[Entries shown]:

• • •

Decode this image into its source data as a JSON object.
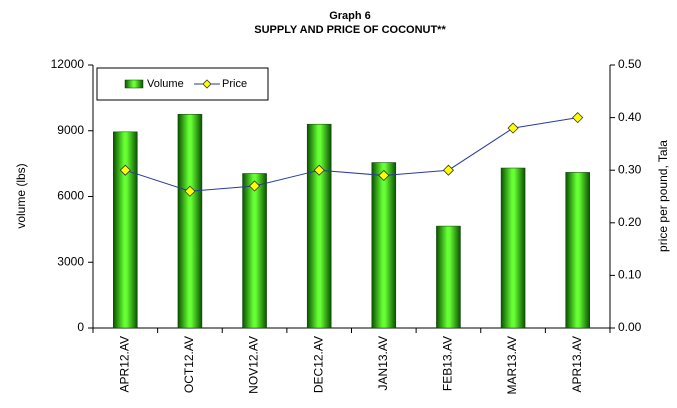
{
  "chart_data": {
    "type": "bar",
    "title": "Graph 6",
    "subtitle": "SUPPLY AND PRICE OF COCONUT**",
    "y_label": "volume (lbs)",
    "y2_label": "price per pound, Tala",
    "categories": [
      "APR12.AV",
      "OCT12.AV",
      "NOV12.AV",
      "DEC12.AV",
      "JAN13.AV",
      "FEB13.AV",
      "MAR13.AV",
      "APR13.AV"
    ],
    "series": [
      {
        "name": "Volume",
        "type": "bar",
        "color": "#33cc00",
        "values": [
          8950,
          9750,
          7050,
          9300,
          7550,
          4650,
          7300,
          7100
        ]
      },
      {
        "name": "Price",
        "type": "line",
        "axis": "y2",
        "color": "#2a3a9e",
        "marker_color": "#ffff00",
        "values": [
          0.3,
          0.26,
          0.27,
          0.3,
          0.29,
          0.3,
          0.38,
          0.4
        ]
      }
    ],
    "ylim": [
      0,
      12000
    ],
    "yticks": [
      0,
      3000,
      6000,
      9000,
      12000
    ],
    "y2lim": [
      0,
      0.5
    ],
    "y2ticks": [
      {
        "value": 0,
        "label": "0.00"
      },
      {
        "value": 0.1,
        "label": "0.10"
      },
      {
        "value": 0.2,
        "label": "0.20"
      },
      {
        "value": 0.3,
        "label": "0.30"
      },
      {
        "value": 0.4,
        "label": "0.40"
      },
      {
        "value": 0.5,
        "label": "0.50"
      }
    ],
    "grid": false,
    "legend": "top-left"
  }
}
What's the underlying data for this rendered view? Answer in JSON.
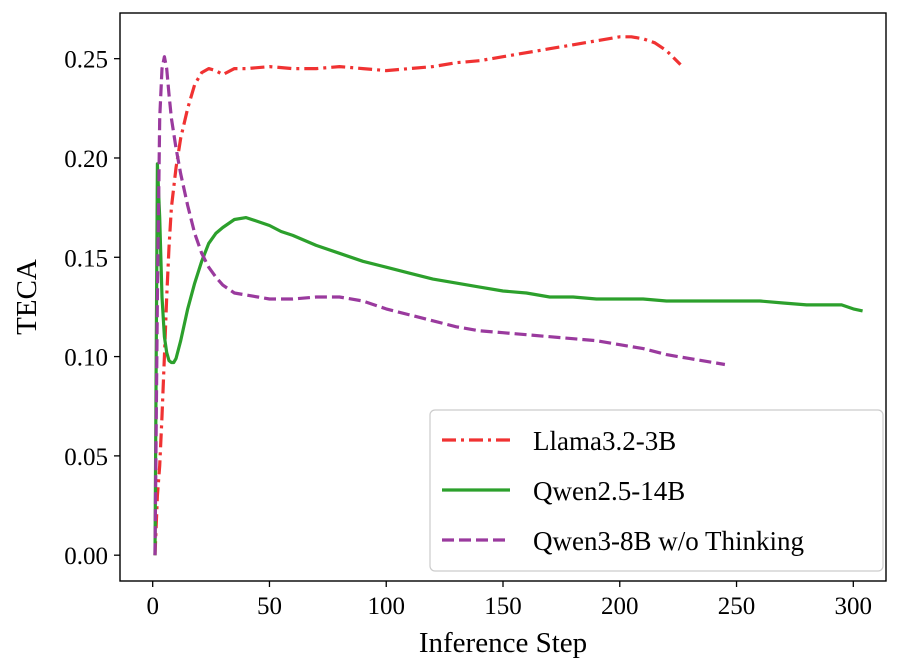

• • •

[What is expected]: Using the material above, copy every line in which the string "this" occurs.

[Answer]:
Decode this image into its source data as a JSON object.
What's the underlying data for this rendered view? Answer in JSON.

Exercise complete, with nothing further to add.